**Your task**
Write out the complete material exactly as it stands.

**Provided entries**
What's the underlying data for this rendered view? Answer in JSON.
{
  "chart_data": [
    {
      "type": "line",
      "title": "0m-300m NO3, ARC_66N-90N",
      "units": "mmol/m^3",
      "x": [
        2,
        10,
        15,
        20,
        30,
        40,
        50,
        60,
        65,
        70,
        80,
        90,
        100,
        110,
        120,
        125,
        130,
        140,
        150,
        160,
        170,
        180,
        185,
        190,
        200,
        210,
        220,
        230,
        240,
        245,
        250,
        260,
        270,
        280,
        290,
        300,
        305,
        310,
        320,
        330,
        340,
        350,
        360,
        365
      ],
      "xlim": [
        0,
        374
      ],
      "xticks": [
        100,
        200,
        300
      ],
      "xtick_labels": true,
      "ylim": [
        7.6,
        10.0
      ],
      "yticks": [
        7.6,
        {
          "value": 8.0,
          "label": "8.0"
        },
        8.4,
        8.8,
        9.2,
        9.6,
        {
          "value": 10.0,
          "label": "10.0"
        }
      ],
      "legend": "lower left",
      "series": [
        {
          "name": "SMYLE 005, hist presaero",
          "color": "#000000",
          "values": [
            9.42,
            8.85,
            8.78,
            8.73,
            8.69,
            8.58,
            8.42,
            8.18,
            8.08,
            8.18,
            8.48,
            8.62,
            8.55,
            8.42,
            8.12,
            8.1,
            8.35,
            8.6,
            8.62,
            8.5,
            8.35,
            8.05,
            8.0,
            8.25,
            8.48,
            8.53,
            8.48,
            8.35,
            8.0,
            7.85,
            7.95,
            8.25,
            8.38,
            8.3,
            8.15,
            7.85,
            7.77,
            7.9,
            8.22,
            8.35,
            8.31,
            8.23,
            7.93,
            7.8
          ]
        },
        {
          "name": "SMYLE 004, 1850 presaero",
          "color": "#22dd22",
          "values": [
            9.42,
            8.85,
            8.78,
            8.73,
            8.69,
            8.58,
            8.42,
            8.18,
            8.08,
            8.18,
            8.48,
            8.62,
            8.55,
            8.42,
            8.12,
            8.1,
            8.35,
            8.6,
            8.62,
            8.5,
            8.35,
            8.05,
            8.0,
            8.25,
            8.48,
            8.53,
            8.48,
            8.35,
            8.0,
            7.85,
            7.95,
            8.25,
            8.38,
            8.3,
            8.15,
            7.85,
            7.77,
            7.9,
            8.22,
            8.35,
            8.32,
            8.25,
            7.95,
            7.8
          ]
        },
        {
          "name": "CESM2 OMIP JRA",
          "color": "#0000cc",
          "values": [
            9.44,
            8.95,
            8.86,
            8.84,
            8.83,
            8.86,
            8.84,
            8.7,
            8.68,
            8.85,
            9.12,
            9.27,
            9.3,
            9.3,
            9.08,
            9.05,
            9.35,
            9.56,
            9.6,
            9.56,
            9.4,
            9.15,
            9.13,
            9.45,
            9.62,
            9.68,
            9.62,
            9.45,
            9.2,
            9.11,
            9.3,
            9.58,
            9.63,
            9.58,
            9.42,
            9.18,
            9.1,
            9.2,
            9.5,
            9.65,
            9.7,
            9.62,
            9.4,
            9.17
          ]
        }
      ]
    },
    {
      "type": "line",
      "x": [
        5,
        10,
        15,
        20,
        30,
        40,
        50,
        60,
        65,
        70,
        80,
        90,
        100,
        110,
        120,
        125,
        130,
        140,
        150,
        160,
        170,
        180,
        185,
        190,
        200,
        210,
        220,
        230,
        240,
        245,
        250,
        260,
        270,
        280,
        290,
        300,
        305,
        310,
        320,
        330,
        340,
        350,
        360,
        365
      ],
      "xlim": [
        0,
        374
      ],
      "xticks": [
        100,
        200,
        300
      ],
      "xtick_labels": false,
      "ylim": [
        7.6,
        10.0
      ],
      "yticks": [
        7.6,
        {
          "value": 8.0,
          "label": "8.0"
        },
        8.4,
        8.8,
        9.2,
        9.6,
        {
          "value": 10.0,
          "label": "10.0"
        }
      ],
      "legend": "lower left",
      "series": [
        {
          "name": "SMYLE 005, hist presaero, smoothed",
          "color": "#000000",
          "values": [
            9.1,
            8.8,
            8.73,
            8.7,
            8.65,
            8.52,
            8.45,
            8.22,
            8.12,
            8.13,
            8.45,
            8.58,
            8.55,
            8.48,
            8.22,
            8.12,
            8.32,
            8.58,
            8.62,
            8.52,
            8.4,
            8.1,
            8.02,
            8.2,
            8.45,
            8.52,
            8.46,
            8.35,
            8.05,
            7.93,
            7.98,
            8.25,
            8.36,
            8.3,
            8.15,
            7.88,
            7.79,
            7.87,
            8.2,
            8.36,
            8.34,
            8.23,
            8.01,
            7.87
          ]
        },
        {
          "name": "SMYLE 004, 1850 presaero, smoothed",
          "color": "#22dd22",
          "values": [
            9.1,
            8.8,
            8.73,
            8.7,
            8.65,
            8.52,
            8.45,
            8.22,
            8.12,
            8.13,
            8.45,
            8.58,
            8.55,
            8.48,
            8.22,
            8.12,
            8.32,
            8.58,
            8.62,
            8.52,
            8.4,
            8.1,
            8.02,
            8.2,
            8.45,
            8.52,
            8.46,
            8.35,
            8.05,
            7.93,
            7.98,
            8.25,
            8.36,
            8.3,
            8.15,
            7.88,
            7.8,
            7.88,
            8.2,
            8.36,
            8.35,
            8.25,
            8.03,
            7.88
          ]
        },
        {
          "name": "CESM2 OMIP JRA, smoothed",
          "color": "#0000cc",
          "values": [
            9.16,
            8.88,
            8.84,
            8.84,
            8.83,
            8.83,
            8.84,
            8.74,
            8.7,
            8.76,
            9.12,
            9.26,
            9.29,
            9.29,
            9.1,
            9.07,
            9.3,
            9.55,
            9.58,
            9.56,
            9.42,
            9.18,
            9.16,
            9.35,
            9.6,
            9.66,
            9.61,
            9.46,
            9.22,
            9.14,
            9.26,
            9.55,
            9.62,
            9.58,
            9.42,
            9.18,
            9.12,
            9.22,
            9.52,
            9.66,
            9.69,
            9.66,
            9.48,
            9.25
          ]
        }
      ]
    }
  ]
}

**Response to this exercise**
What's the underlying data for this rendered view? Answer in JSON.
{
  "chart_data": [
    {
      "type": "line",
      "title": "0m-300m NO3, ARC_66N-90N",
      "units": "mmol/m^3",
      "x": [
        2,
        10,
        15,
        20,
        30,
        40,
        50,
        60,
        65,
        70,
        80,
        90,
        100,
        110,
        120,
        125,
        130,
        140,
        150,
        160,
        170,
        180,
        185,
        190,
        200,
        210,
        220,
        230,
        240,
        245,
        250,
        260,
        270,
        280,
        290,
        300,
        305,
        310,
        320,
        330,
        340,
        350,
        360,
        365
      ],
      "xlim": [
        0,
        374
      ],
      "xticks": [
        100,
        200,
        300
      ],
      "xtick_labels": true,
      "ylim": [
        7.6,
        10.0
      ],
      "yticks": [
        7.6,
        {
          "value": 8.0,
          "label": "8.0"
        },
        8.4,
        8.8,
        9.2,
        9.6,
        {
          "value": 10.0,
          "label": "10.0"
        }
      ],
      "legend": "lower left",
      "series": [
        {
          "name": "SMYLE 005, hist presaero",
          "color": "#000000",
          "values": [
            9.42,
            8.85,
            8.78,
            8.73,
            8.69,
            8.58,
            8.42,
            8.18,
            8.08,
            8.18,
            8.48,
            8.62,
            8.55,
            8.42,
            8.12,
            8.1,
            8.35,
            8.6,
            8.62,
            8.5,
            8.35,
            8.05,
            8.0,
            8.25,
            8.48,
            8.53,
            8.48,
            8.35,
            8.0,
            7.85,
            7.95,
            8.25,
            8.38,
            8.3,
            8.15,
            7.85,
            7.77,
            7.9,
            8.22,
            8.35,
            8.31,
            8.23,
            7.93,
            7.8
          ]
        },
        {
          "name": "SMYLE 004, 1850 presaero",
          "color": "#22dd22",
          "values": [
            9.42,
            8.85,
            8.78,
            8.73,
            8.69,
            8.58,
            8.42,
            8.18,
            8.08,
            8.18,
            8.48,
            8.62,
            8.55,
            8.42,
            8.12,
            8.1,
            8.35,
            8.6,
            8.62,
            8.5,
            8.35,
            8.05,
            8.0,
            8.25,
            8.48,
            8.53,
            8.48,
            8.35,
            8.0,
            7.85,
            7.95,
            8.25,
            8.38,
            8.3,
            8.15,
            7.85,
            7.77,
            7.9,
            8.22,
            8.35,
            8.32,
            8.25,
            7.95,
            7.8
          ]
        },
        {
          "name": "CESM2 OMIP JRA",
          "color": "#0000cc",
          "values": [
            9.44,
            8.95,
            8.86,
            8.84,
            8.83,
            8.86,
            8.84,
            8.7,
            8.68,
            8.85,
            9.12,
            9.27,
            9.3,
            9.3,
            9.08,
            9.05,
            9.35,
            9.56,
            9.6,
            9.56,
            9.4,
            9.15,
            9.13,
            9.45,
            9.62,
            9.68,
            9.62,
            9.45,
            9.2,
            9.11,
            9.3,
            9.58,
            9.63,
            9.58,
            9.42,
            9.18,
            9.1,
            9.2,
            9.5,
            9.65,
            9.7,
            9.62,
            9.4,
            9.17
          ]
        }
      ]
    },
    {
      "type": "line",
      "x": [
        5,
        10,
        15,
        20,
        30,
        40,
        50,
        60,
        65,
        70,
        80,
        90,
        100,
        110,
        120,
        125,
        130,
        140,
        150,
        160,
        170,
        180,
        185,
        190,
        200,
        210,
        220,
        230,
        240,
        245,
        250,
        260,
        270,
        280,
        290,
        300,
        305,
        310,
        320,
        330,
        340,
        350,
        360,
        365
      ],
      "xlim": [
        0,
        374
      ],
      "xticks": [
        100,
        200,
        300
      ],
      "xtick_labels": false,
      "ylim": [
        7.6,
        10.0
      ],
      "yticks": [
        7.6,
        {
          "value": 8.0,
          "label": "8.0"
        },
        8.4,
        8.8,
        9.2,
        9.6,
        {
          "value": 10.0,
          "label": "10.0"
        }
      ],
      "legend": "lower left",
      "series": [
        {
          "name": "SMYLE 005, hist presaero, smoothed",
          "color": "#000000",
          "values": [
            9.1,
            8.8,
            8.73,
            8.7,
            8.65,
            8.52,
            8.45,
            8.22,
            8.12,
            8.13,
            8.45,
            8.58,
            8.55,
            8.48,
            8.22,
            8.12,
            8.32,
            8.58,
            8.62,
            8.52,
            8.4,
            8.1,
            8.02,
            8.2,
            8.45,
            8.52,
            8.46,
            8.35,
            8.05,
            7.93,
            7.98,
            8.25,
            8.36,
            8.3,
            8.15,
            7.88,
            7.79,
            7.87,
            8.2,
            8.36,
            8.34,
            8.23,
            8.01,
            7.87
          ]
        },
        {
          "name": "SMYLE 004, 1850 presaero, smoothed",
          "color": "#22dd22",
          "values": [
            9.1,
            8.8,
            8.73,
            8.7,
            8.65,
            8.52,
            8.45,
            8.22,
            8.12,
            8.13,
            8.45,
            8.58,
            8.55,
            8.48,
            8.22,
            8.12,
            8.32,
            8.58,
            8.62,
            8.52,
            8.4,
            8.1,
            8.02,
            8.2,
            8.45,
            8.52,
            8.46,
            8.35,
            8.05,
            7.93,
            7.98,
            8.25,
            8.36,
            8.3,
            8.15,
            7.88,
            7.8,
            7.88,
            8.2,
            8.36,
            8.35,
            8.25,
            8.03,
            7.88
          ]
        },
        {
          "name": "CESM2 OMIP JRA, smoothed",
          "color": "#0000cc",
          "values": [
            9.16,
            8.88,
            8.84,
            8.84,
            8.83,
            8.83,
            8.84,
            8.74,
            8.7,
            8.76,
            9.12,
            9.26,
            9.29,
            9.29,
            9.1,
            9.07,
            9.3,
            9.55,
            9.58,
            9.56,
            9.42,
            9.18,
            9.16,
            9.35,
            9.6,
            9.66,
            9.61,
            9.46,
            9.22,
            9.14,
            9.26,
            9.55,
            9.62,
            9.58,
            9.42,
            9.18,
            9.12,
            9.22,
            9.52,
            9.66,
            9.69,
            9.66,
            9.48,
            9.25
          ]
        }
      ]
    }
  ]
}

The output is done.